SUPPLIED RECORDS ->
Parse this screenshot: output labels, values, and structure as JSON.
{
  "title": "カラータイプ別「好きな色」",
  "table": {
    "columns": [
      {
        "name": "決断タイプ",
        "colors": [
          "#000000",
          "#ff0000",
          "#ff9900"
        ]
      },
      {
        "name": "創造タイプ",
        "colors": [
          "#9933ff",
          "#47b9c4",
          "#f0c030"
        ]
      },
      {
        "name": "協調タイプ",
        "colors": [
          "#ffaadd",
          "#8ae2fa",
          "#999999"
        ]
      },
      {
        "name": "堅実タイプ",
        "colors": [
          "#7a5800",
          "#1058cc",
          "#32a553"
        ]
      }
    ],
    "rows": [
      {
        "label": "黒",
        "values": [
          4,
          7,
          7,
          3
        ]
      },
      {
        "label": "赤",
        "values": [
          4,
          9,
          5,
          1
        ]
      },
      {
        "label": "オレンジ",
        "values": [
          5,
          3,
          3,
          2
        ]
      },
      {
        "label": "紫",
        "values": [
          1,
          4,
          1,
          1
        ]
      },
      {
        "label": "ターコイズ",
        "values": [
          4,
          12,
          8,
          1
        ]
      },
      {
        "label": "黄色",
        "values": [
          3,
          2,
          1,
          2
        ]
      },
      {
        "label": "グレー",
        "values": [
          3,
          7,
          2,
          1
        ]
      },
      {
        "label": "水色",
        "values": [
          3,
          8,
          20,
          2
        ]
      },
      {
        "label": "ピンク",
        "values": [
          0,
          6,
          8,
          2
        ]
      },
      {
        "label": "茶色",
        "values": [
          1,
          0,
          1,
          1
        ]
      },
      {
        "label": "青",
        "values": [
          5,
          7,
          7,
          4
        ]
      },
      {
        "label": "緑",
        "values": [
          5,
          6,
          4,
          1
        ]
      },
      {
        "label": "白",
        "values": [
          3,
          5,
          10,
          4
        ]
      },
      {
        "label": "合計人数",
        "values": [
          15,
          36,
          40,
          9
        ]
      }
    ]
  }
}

PROBLEM TO SOLVE -> Show the lines where the word "name" appears in the entries.

THE OUTPUT ->
        "name": "決断タイプ",
        "name": "創造タイプ",
        "name": "協調タイプ",
        "name": "堅実タイプ",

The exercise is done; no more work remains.